Dataset items:
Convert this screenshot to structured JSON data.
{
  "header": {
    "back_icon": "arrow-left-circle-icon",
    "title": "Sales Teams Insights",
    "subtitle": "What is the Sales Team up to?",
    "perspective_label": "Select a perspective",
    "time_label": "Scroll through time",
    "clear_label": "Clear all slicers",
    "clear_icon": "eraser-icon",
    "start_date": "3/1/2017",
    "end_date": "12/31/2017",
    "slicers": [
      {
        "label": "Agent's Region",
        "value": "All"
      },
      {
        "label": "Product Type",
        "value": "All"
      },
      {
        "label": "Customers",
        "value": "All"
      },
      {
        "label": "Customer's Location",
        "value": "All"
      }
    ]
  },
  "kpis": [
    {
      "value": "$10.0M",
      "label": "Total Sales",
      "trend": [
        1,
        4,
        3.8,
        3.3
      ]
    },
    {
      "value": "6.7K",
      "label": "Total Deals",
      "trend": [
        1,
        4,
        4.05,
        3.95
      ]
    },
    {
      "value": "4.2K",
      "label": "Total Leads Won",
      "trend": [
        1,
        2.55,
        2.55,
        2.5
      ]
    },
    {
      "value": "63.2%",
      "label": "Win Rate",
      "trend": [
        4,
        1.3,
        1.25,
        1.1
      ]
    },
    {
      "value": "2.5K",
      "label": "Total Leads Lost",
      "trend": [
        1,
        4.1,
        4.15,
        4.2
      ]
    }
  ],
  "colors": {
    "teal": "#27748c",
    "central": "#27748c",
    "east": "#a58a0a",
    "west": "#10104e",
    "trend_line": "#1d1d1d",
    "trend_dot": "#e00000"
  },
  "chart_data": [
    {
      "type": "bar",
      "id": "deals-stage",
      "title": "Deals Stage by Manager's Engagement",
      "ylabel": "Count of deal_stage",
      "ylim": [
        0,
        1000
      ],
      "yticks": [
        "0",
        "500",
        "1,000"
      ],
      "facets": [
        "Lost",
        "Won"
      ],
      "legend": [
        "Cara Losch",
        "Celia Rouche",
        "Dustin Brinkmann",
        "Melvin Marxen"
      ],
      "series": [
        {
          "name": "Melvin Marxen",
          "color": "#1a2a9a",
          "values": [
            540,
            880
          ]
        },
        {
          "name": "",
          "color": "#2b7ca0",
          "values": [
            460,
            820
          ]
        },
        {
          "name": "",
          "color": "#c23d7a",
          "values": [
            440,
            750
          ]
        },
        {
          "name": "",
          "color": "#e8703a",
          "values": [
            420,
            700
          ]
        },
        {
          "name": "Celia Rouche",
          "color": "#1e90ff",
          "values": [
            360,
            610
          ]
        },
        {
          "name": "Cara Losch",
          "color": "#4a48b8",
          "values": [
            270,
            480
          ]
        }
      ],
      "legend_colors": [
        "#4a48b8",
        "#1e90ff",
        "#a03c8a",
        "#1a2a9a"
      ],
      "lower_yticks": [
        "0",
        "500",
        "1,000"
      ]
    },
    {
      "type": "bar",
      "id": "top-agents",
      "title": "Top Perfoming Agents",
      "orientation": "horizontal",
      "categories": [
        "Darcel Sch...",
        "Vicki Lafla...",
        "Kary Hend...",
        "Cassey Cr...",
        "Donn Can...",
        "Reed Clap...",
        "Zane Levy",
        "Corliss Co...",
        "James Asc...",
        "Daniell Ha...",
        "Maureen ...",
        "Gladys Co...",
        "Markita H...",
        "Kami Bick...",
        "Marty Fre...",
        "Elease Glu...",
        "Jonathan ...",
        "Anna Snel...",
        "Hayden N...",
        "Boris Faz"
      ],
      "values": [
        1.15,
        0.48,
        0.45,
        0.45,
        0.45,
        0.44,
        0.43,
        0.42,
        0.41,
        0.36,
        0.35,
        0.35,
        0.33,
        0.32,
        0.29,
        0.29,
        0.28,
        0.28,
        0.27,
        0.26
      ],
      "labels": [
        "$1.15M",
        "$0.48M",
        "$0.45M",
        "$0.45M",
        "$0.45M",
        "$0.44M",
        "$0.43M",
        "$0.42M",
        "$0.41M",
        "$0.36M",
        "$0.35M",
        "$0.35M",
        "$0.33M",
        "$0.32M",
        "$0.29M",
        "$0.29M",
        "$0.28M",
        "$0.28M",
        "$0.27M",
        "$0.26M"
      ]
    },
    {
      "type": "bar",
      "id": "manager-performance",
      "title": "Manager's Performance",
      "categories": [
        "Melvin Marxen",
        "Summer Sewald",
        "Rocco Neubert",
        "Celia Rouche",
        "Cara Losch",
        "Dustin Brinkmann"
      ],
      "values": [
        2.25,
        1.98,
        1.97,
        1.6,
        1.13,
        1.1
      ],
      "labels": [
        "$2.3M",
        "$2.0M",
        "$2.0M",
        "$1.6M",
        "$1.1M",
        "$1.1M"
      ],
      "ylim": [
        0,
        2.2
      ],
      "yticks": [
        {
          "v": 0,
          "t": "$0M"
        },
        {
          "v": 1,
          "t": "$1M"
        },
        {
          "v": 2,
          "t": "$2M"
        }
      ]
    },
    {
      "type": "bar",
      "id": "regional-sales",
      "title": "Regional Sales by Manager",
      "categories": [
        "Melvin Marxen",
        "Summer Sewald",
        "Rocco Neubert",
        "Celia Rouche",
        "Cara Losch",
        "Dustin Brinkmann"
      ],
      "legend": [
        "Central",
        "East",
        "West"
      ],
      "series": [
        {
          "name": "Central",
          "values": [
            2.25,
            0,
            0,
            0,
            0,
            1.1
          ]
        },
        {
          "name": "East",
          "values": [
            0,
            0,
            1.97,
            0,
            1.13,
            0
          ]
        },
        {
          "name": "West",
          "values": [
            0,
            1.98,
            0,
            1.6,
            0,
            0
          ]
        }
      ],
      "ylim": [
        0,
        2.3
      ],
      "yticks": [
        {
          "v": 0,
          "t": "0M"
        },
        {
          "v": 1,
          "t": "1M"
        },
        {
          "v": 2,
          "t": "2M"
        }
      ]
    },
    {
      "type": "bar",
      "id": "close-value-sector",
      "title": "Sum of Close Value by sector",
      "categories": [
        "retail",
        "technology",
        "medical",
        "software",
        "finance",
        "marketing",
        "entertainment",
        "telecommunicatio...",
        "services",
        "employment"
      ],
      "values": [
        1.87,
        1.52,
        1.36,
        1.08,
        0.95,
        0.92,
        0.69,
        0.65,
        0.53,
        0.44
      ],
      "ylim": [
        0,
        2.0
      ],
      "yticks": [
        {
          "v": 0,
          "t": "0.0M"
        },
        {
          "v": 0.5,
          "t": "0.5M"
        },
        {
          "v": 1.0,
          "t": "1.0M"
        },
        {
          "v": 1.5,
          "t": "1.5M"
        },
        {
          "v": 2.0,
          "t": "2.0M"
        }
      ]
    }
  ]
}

### The task
Write out every record, exactly as written.

### Written response
Convert this screenshot to structured JSON data.
{
  "header": {
    "back_icon": "arrow-left-circle-icon",
    "title": "Sales Teams Insights",
    "subtitle": "What is the Sales Team up to?",
    "perspective_label": "Select a perspective",
    "time_label": "Scroll through time",
    "clear_label": "Clear all slicers",
    "clear_icon": "eraser-icon",
    "start_date": "3/1/2017",
    "end_date": "12/31/2017",
    "slicers": [
      {
        "label": "Agent's Region",
        "value": "All"
      },
      {
        "label": "Product Type",
        "value": "All"
      },
      {
        "label": "Customers",
        "value": "All"
      },
      {
        "label": "Customer's Location",
        "value": "All"
      }
    ]
  },
  "kpis": [
    {
      "value": "$10.0M",
      "label": "Total Sales",
      "trend": [
        1,
        4,
        3.8,
        3.3
      ]
    },
    {
      "value": "6.7K",
      "label": "Total Deals",
      "trend": [
        1,
        4,
        4.05,
        3.95
      ]
    },
    {
      "value": "4.2K",
      "label": "Total Leads Won",
      "trend": [
        1,
        2.55,
        2.55,
        2.5
      ]
    },
    {
      "value": "63.2%",
      "label": "Win Rate",
      "trend": [
        4,
        1.3,
        1.25,
        1.1
      ]
    },
    {
      "value": "2.5K",
      "label": "Total Leads Lost",
      "trend": [
        1,
        4.1,
        4.15,
        4.2
      ]
    }
  ],
  "colors": {
    "teal": "#27748c",
    "central": "#27748c",
    "east": "#a58a0a",
    "west": "#10104e",
    "trend_line": "#1d1d1d",
    "trend_dot": "#e00000"
  },
  "chart_data": [
    {
      "type": "bar",
      "id": "deals-stage",
      "title": "Deals Stage by Manager's Engagement",
      "ylabel": "Count of deal_stage",
      "ylim": [
        0,
        1000
      ],
      "yticks": [
        "0",
        "500",
        "1,000"
      ],
      "facets": [
        "Lost",
        "Won"
      ],
      "legend": [
        "Cara Losch",
        "Celia Rouche",
        "Dustin Brinkmann",
        "Melvin Marxen"
      ],
      "series": [
        {
          "name": "Melvin Marxen",
          "color": "#1a2a9a",
          "values": [
            540,
            880
          ]
        },
        {
          "name": "",
          "color": "#2b7ca0",
          "values": [
            460,
            820
          ]
        },
        {
          "name": "",
          "color": "#c23d7a",
          "values": [
            440,
            750
          ]
        },
        {
          "name": "",
          "color": "#e8703a",
          "values": [
            420,
            700
          ]
        },
        {
          "name": "Celia Rouche",
          "color": "#1e90ff",
          "values": [
            360,
            610
          ]
        },
        {
          "name": "Cara Losch",
          "color": "#4a48b8",
          "values": [
            270,
            480
          ]
        }
      ],
      "legend_colors": [
        "#4a48b8",
        "#1e90ff",
        "#a03c8a",
        "#1a2a9a"
      ],
      "lower_yticks": [
        "0",
        "500",
        "1,000"
      ]
    },
    {
      "type": "bar",
      "id": "top-agents",
      "title": "Top Perfoming Agents",
      "orientation": "horizontal",
      "categories": [
        "Darcel Sch...",
        "Vicki Lafla...",
        "Kary Hend...",
        "Cassey Cr...",
        "Donn Can...",
        "Reed Clap...",
        "Zane Levy",
        "Corliss Co...",
        "James Asc...",
        "Daniell Ha...",
        "Maureen ...",
        "Gladys Co...",
        "Markita H...",
        "Kami Bick...",
        "Marty Fre...",
        "Elease Glu...",
        "Jonathan ...",
        "Anna Snel...",
        "Hayden N...",
        "Boris Faz"
      ],
      "values": [
        1.15,
        0.48,
        0.45,
        0.45,
        0.45,
        0.44,
        0.43,
        0.42,
        0.41,
        0.36,
        0.35,
        0.35,
        0.33,
        0.32,
        0.29,
        0.29,
        0.28,
        0.28,
        0.27,
        0.26
      ],
      "labels": [
        "$1.15M",
        "$0.48M",
        "$0.45M",
        "$0.45M",
        "$0.45M",
        "$0.44M",
        "$0.43M",
        "$0.42M",
        "$0.41M",
        "$0.36M",
        "$0.35M",
        "$0.35M",
        "$0.33M",
        "$0.32M",
        "$0.29M",
        "$0.29M",
        "$0.28M",
        "$0.28M",
        "$0.27M",
        "$0.26M"
      ]
    },
    {
      "type": "bar",
      "id": "manager-performance",
      "title": "Manager's Performance",
      "categories": [
        "Melvin Marxen",
        "Summer Sewald",
        "Rocco Neubert",
        "Celia Rouche",
        "Cara Losch",
        "Dustin Brinkmann"
      ],
      "values": [
        2.25,
        1.98,
        1.97,
        1.6,
        1.13,
        1.1
      ],
      "labels": [
        "$2.3M",
        "$2.0M",
        "$2.0M",
        "$1.6M",
        "$1.1M",
        "$1.1M"
      ],
      "ylim": [
        0,
        2.2
      ],
      "yticks": [
        {
          "v": 0,
          "t": "$0M"
        },
        {
          "v": 1,
          "t": "$1M"
        },
        {
          "v": 2,
          "t": "$2M"
        }
      ]
    },
    {
      "type": "bar",
      "id": "regional-sales",
      "title": "Regional Sales by Manager",
      "categories": [
        "Melvin Marxen",
        "Summer Sewald",
        "Rocco Neubert",
        "Celia Rouche",
        "Cara Losch",
        "Dustin Brinkmann"
      ],
      "legend": [
        "Central",
        "East",
        "West"
      ],
      "series": [
        {
          "name": "Central",
          "values": [
            2.25,
            0,
            0,
            0,
            0,
            1.1
          ]
        },
        {
          "name": "East",
          "values": [
            0,
            0,
            1.97,
            0,
            1.13,
            0
          ]
        },
        {
          "name": "West",
          "values": [
            0,
            1.98,
            0,
            1.6,
            0,
            0
          ]
        }
      ],
      "ylim": [
        0,
        2.3
      ],
      "yticks": [
        {
          "v": 0,
          "t": "0M"
        },
        {
          "v": 1,
          "t": "1M"
        },
        {
          "v": 2,
          "t": "2M"
        }
      ]
    },
    {
      "type": "bar",
      "id": "close-value-sector",
      "title": "Sum of Close Value by sector",
      "categories": [
        "retail",
        "technology",
        "medical",
        "software",
        "finance",
        "marketing",
        "entertainment",
        "telecommunicatio...",
        "services",
        "employment"
      ],
      "values": [
        1.87,
        1.52,
        1.36,
        1.08,
        0.95,
        0.92,
        0.69,
        0.65,
        0.53,
        0.44
      ],
      "ylim": [
        0,
        2.0
      ],
      "yticks": [
        {
          "v": 0,
          "t": "0.0M"
        },
        {
          "v": 0.5,
          "t": "0.5M"
        },
        {
          "v": 1.0,
          "t": "1.0M"
        },
        {
          "v": 1.5,
          "t": "1.5M"
        },
        {
          "v": 2.0,
          "t": "2.0M"
        }
      ]
    }
  ]
}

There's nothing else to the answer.